**AIM OF THE EXERCISE**
Write out the material below again, unchanged.

Dataset records:
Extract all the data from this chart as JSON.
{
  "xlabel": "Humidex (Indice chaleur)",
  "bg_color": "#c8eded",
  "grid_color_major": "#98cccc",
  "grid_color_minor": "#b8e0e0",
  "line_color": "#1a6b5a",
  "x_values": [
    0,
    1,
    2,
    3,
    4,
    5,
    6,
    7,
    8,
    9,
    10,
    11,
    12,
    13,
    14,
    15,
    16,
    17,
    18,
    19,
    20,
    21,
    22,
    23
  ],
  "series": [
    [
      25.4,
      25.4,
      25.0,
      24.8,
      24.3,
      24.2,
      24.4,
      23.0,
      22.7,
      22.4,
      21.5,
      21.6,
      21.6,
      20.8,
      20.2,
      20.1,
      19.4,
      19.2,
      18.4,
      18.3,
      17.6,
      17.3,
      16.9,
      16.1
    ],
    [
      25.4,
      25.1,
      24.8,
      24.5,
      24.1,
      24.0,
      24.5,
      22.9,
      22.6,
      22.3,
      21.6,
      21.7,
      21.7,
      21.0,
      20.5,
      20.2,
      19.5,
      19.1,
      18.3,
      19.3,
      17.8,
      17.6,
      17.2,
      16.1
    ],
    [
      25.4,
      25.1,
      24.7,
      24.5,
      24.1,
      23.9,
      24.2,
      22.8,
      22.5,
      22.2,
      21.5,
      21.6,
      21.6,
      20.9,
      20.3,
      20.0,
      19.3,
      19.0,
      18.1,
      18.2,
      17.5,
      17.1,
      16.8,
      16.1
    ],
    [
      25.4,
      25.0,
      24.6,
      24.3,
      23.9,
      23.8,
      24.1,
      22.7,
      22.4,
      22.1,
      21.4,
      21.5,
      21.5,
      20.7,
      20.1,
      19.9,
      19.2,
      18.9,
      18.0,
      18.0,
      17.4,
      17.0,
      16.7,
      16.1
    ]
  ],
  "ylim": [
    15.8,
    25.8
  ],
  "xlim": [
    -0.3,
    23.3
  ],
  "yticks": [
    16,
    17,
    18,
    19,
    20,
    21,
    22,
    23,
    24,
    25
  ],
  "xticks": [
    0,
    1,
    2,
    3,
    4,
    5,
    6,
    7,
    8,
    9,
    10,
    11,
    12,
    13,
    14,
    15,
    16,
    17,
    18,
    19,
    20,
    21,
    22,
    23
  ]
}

**EXERCISE ANSWER**
Extract all the data from this chart as JSON.
{
  "xlabel": "Humidex (Indice chaleur)",
  "bg_color": "#c8eded",
  "grid_color_major": "#98cccc",
  "grid_color_minor": "#b8e0e0",
  "line_color": "#1a6b5a",
  "x_values": [
    0,
    1,
    2,
    3,
    4,
    5,
    6,
    7,
    8,
    9,
    10,
    11,
    12,
    13,
    14,
    15,
    16,
    17,
    18,
    19,
    20,
    21,
    22,
    23
  ],
  "series": [
    [
      25.4,
      25.4,
      25.0,
      24.8,
      24.3,
      24.2,
      24.4,
      23.0,
      22.7,
      22.4,
      21.5,
      21.6,
      21.6,
      20.8,
      20.2,
      20.1,
      19.4,
      19.2,
      18.4,
      18.3,
      17.6,
      17.3,
      16.9,
      16.1
    ],
    [
      25.4,
      25.1,
      24.8,
      24.5,
      24.1,
      24.0,
      24.5,
      22.9,
      22.6,
      22.3,
      21.6,
      21.7,
      21.7,
      21.0,
      20.5,
      20.2,
      19.5,
      19.1,
      18.3,
      19.3,
      17.8,
      17.6,
      17.2,
      16.1
    ],
    [
      25.4,
      25.1,
      24.7,
      24.5,
      24.1,
      23.9,
      24.2,
      22.8,
      22.5,
      22.2,
      21.5,
      21.6,
      21.6,
      20.9,
      20.3,
      20.0,
      19.3,
      19.0,
      18.1,
      18.2,
      17.5,
      17.1,
      16.8,
      16.1
    ],
    [
      25.4,
      25.0,
      24.6,
      24.3,
      23.9,
      23.8,
      24.1,
      22.7,
      22.4,
      22.1,
      21.4,
      21.5,
      21.5,
      20.7,
      20.1,
      19.9,
      19.2,
      18.9,
      18.0,
      18.0,
      17.4,
      17.0,
      16.7,
      16.1
    ]
  ],
  "ylim": [
    15.8,
    25.8
  ],
  "xlim": [
    -0.3,
    23.3
  ],
  "yticks": [
    16,
    17,
    18,
    19,
    20,
    21,
    22,
    23,
    24,
    25
  ],
  "xticks": [
    0,
    1,
    2,
    3,
    4,
    5,
    6,
    7,
    8,
    9,
    10,
    11,
    12,
    13,
    14,
    15,
    16,
    17,
    18,
    19,
    20,
    21,
    22,
    23
  ]
}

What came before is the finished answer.